# [INSTRUCTION]
Print out the entries below with no edits.

########

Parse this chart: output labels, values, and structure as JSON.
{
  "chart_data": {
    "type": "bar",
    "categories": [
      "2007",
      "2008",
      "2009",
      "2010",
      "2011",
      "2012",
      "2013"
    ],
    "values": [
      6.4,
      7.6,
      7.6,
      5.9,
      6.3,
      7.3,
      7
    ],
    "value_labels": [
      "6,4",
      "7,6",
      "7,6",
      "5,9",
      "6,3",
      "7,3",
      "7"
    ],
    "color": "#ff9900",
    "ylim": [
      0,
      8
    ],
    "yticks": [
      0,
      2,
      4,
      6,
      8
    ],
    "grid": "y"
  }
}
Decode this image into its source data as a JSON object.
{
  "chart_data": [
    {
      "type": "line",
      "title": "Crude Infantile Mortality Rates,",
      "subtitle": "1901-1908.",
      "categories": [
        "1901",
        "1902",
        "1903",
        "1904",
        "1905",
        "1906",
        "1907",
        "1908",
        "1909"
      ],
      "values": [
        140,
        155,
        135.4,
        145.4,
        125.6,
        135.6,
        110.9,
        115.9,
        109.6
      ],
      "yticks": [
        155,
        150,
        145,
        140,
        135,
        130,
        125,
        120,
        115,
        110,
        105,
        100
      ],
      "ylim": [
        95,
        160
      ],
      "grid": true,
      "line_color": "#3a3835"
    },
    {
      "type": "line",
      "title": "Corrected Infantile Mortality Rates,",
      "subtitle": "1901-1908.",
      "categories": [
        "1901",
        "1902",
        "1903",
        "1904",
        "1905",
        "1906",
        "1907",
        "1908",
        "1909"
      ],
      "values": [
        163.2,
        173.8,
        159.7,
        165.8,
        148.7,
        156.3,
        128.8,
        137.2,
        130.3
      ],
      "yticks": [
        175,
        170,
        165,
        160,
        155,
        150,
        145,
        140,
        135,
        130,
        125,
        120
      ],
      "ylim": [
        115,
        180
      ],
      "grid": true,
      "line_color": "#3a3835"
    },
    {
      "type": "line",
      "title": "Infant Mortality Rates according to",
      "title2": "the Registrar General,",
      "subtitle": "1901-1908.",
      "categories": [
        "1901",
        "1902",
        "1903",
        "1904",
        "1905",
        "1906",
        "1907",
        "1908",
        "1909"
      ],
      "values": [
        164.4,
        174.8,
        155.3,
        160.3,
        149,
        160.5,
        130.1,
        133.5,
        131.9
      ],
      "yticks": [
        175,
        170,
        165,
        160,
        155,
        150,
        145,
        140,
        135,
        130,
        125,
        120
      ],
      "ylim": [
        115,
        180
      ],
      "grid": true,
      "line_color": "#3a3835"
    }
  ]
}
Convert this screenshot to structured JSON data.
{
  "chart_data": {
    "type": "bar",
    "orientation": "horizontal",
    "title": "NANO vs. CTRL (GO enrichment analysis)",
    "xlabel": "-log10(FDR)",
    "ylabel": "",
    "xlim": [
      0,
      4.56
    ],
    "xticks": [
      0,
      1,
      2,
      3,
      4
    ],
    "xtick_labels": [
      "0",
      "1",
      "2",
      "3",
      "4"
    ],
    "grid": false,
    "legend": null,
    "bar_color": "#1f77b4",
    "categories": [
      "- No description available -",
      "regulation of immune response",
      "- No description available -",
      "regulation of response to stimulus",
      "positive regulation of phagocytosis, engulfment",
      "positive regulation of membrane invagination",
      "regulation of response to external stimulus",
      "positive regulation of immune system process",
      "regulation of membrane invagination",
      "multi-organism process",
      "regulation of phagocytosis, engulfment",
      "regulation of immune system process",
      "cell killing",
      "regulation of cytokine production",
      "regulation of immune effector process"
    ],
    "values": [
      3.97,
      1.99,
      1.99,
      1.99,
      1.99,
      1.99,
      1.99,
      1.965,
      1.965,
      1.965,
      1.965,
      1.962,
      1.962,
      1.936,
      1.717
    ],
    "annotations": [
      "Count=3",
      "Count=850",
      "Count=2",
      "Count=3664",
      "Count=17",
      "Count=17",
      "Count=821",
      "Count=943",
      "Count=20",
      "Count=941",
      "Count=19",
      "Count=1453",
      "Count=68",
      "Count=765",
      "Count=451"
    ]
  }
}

########

# [OUTPUT BELOW]
Parse this chart: output labels, values, and structure as JSON.
{
  "chart_data": {
    "type": "bar",
    "categories": [
      "2007",
      "2008",
      "2009",
      "2010",
      "2011",
      "2012",
      "2013"
    ],
    "values": [
      6.4,
      7.6,
      7.6,
      5.9,
      6.3,
      7.3,
      7
    ],
    "value_labels": [
      "6,4",
      "7,6",
      "7,6",
      "5,9",
      "6,3",
      "7,3",
      "7"
    ],
    "color": "#ff9900",
    "ylim": [
      0,
      8
    ],
    "yticks": [
      0,
      2,
      4,
      6,
      8
    ],
    "grid": "y"
  }
}
Decode this image into its source data as a JSON object.
{
  "chart_data": [
    {
      "type": "line",
      "title": "Crude Infantile Mortality Rates,",
      "subtitle": "1901-1908.",
      "categories": [
        "1901",
        "1902",
        "1903",
        "1904",
        "1905",
        "1906",
        "1907",
        "1908",
        "1909"
      ],
      "values": [
        140,
        155,
        135.4,
        145.4,
        125.6,
        135.6,
        110.9,
        115.9,
        109.6
      ],
      "yticks": [
        155,
        150,
        145,
        140,
        135,
        130,
        125,
        120,
        115,
        110,
        105,
        100
      ],
      "ylim": [
        95,
        160
      ],
      "grid": true,
      "line_color": "#3a3835"
    },
    {
      "type": "line",
      "title": "Corrected Infantile Mortality Rates,",
      "subtitle": "1901-1908.",
      "categories": [
        "1901",
        "1902",
        "1903",
        "1904",
        "1905",
        "1906",
        "1907",
        "1908",
        "1909"
      ],
      "values": [
        163.2,
        173.8,
        159.7,
        165.8,
        148.7,
        156.3,
        128.8,
        137.2,
        130.3
      ],
      "yticks": [
        175,
        170,
        165,
        160,
        155,
        150,
        145,
        140,
        135,
        130,
        125,
        120
      ],
      "ylim": [
        115,
        180
      ],
      "grid": true,
      "line_color": "#3a3835"
    },
    {
      "type": "line",
      "title": "Infant Mortality Rates according to",
      "title2": "the Registrar General,",
      "subtitle": "1901-1908.",
      "categories": [
        "1901",
        "1902",
        "1903",
        "1904",
        "1905",
        "1906",
        "1907",
        "1908",
        "1909"
      ],
      "values": [
        164.4,
        174.8,
        155.3,
        160.3,
        149,
        160.5,
        130.1,
        133.5,
        131.9
      ],
      "yticks": [
        175,
        170,
        165,
        160,
        155,
        150,
        145,
        140,
        135,
        130,
        125,
        120
      ],
      "ylim": [
        115,
        180
      ],
      "grid": true,
      "line_color": "#3a3835"
    }
  ]
}
Convert this screenshot to structured JSON data.
{
  "chart_data": {
    "type": "bar",
    "orientation": "horizontal",
    "title": "NANO vs. CTRL (GO enrichment analysis)",
    "xlabel": "-log10(FDR)",
    "ylabel": "",
    "xlim": [
      0,
      4.56
    ],
    "xticks": [
      0,
      1,
      2,
      3,
      4
    ],
    "xtick_labels": [
      "0",
      "1",
      "2",
      "3",
      "4"
    ],
    "grid": false,
    "legend": null,
    "bar_color": "#1f77b4",
    "categories": [
      "- No description available -",
      "regulation of immune response",
      "- No description available -",
      "regulation of response to stimulus",
      "positive regulation of phagocytosis, engulfment",
      "positive regulation of membrane invagination",
      "regulation of response to external stimulus",
      "positive regulation of immune system process",
      "regulation of membrane invagination",
      "multi-organism process",
      "regulation of phagocytosis, engulfment",
      "regulation of immune system process",
      "cell killing",
      "regulation of cytokine production",
      "regulation of immune effector process"
    ],
    "values": [
      3.97,
      1.99,
      1.99,
      1.99,
      1.99,
      1.99,
      1.99,
      1.965,
      1.965,
      1.965,
      1.965,
      1.962,
      1.962,
      1.936,
      1.717
    ],
    "annotations": [
      "Count=3",
      "Count=850",
      "Count=2",
      "Count=3664",
      "Count=17",
      "Count=17",
      "Count=821",
      "Count=943",
      "Count=20",
      "Count=941",
      "Count=19",
      "Count=1453",
      "Count=68",
      "Count=765",
      "Count=451"
    ]
  }
}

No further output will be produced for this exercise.